(Entries with figure data)
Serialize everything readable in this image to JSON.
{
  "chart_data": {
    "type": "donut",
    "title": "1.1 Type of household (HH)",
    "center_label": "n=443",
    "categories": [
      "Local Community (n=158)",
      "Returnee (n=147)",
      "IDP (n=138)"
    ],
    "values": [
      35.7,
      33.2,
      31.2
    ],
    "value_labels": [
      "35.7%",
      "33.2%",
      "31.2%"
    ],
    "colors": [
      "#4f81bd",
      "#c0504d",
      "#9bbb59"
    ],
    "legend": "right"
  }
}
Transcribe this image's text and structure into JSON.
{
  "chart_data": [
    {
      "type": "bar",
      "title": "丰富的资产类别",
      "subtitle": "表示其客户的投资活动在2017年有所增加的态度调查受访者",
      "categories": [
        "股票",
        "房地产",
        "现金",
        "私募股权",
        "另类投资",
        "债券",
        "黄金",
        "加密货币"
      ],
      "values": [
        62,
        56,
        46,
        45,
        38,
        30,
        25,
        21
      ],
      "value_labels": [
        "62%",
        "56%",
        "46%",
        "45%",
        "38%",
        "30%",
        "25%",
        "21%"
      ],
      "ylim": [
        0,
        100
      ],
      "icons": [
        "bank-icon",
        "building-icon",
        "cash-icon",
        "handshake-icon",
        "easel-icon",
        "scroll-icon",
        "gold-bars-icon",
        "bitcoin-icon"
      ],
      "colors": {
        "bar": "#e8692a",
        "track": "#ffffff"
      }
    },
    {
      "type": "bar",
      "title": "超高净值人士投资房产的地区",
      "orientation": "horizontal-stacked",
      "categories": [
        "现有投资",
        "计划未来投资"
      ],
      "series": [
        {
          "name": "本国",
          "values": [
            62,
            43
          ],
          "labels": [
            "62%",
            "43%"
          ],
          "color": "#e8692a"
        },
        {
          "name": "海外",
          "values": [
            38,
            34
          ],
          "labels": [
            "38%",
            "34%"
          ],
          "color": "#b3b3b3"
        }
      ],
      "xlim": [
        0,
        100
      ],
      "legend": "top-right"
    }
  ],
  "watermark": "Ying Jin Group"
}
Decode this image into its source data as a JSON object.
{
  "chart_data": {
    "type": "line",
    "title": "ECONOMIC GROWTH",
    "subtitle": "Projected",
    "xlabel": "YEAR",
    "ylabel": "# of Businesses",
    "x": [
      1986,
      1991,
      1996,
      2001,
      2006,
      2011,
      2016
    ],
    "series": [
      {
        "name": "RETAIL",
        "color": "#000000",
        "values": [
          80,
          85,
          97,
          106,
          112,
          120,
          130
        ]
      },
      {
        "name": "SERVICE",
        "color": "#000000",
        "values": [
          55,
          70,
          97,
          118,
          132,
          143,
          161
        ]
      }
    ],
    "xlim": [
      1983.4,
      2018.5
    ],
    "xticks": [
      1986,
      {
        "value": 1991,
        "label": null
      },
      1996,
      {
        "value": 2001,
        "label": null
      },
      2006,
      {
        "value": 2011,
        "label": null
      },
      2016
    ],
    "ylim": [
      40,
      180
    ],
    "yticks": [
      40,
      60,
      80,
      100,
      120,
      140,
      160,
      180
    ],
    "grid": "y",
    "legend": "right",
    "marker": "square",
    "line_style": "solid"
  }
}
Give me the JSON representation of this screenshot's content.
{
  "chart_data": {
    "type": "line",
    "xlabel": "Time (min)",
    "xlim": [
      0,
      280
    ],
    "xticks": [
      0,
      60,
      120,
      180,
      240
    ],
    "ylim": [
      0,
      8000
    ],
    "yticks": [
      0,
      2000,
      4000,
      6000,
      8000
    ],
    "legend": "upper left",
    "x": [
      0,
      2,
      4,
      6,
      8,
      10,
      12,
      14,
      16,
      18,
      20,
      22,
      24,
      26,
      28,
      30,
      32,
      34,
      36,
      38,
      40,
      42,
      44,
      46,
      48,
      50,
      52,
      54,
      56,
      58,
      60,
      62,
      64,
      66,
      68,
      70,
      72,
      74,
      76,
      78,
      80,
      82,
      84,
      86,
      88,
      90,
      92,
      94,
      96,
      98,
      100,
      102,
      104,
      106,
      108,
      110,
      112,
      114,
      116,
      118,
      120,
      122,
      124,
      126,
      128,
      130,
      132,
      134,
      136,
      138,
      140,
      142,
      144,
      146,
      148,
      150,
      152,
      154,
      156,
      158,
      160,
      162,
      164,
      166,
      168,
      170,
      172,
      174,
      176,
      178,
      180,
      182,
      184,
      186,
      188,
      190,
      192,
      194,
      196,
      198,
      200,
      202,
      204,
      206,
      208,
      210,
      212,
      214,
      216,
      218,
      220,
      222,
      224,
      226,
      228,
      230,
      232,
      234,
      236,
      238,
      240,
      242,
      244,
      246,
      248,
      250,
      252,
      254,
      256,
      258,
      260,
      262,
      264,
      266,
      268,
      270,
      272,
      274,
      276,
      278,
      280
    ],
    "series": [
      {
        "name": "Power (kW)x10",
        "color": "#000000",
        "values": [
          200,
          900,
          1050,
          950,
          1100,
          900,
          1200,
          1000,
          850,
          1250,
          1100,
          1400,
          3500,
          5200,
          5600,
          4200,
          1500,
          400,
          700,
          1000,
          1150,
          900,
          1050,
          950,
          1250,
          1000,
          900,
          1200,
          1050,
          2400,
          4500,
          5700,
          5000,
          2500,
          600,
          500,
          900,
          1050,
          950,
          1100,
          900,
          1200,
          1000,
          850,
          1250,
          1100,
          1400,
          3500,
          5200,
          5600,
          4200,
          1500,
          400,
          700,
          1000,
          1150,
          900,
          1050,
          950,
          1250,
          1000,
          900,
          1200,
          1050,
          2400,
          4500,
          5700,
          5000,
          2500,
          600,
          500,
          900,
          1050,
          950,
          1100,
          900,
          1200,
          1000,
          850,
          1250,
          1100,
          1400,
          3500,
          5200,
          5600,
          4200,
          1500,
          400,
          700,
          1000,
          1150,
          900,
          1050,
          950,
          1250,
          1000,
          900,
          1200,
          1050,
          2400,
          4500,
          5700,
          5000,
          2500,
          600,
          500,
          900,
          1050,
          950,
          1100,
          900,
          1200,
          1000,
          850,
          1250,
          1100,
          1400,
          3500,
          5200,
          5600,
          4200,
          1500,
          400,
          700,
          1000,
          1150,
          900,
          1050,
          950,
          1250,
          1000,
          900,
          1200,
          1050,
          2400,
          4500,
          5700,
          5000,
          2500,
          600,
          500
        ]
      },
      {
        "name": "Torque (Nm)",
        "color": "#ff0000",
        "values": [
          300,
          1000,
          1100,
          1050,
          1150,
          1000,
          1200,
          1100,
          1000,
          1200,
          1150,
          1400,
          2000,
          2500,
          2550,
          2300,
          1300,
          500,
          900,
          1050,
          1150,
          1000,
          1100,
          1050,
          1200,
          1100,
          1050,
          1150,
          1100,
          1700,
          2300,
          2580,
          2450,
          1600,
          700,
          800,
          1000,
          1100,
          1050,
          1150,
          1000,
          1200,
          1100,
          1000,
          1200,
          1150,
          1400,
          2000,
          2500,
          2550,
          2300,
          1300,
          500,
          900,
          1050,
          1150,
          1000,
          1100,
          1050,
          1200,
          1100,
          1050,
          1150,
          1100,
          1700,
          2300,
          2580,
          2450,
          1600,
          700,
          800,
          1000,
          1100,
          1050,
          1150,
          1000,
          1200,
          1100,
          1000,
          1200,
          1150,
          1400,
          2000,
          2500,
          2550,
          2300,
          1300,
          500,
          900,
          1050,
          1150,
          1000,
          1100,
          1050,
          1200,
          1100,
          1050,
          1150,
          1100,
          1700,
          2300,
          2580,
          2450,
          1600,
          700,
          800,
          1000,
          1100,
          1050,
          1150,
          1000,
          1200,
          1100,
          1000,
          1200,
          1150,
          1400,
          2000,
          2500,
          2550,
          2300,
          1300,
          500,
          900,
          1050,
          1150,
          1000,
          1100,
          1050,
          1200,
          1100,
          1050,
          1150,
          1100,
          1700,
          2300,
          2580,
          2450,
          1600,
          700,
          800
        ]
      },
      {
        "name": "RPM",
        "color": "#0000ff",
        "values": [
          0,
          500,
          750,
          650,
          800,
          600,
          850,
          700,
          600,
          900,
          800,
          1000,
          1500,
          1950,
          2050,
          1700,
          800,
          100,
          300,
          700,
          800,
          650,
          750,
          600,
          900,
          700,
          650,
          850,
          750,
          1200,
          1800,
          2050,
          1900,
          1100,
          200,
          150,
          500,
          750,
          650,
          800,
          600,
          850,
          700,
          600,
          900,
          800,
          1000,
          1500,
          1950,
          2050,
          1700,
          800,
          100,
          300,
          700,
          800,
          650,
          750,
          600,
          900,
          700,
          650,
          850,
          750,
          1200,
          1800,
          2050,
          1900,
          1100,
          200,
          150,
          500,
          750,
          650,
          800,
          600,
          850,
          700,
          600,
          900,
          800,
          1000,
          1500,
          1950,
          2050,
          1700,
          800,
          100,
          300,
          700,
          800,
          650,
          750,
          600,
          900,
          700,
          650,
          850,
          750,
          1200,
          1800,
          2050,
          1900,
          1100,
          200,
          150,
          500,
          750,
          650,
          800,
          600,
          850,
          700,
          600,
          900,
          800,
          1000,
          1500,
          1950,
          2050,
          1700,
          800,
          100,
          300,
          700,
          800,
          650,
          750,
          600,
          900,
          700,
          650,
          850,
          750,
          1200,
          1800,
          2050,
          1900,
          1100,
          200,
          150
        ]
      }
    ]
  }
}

▶ _Goal of the exercise_: Copy all lines from the entries that contain the word "JSON".

▶ _Written answer_:
Serialize everything readable in this image to JSON.
Transcribe this image's text and structure into JSON.
Decode this image into its source data as a JSON object.
Give me the JSON representation of this screenshot's content.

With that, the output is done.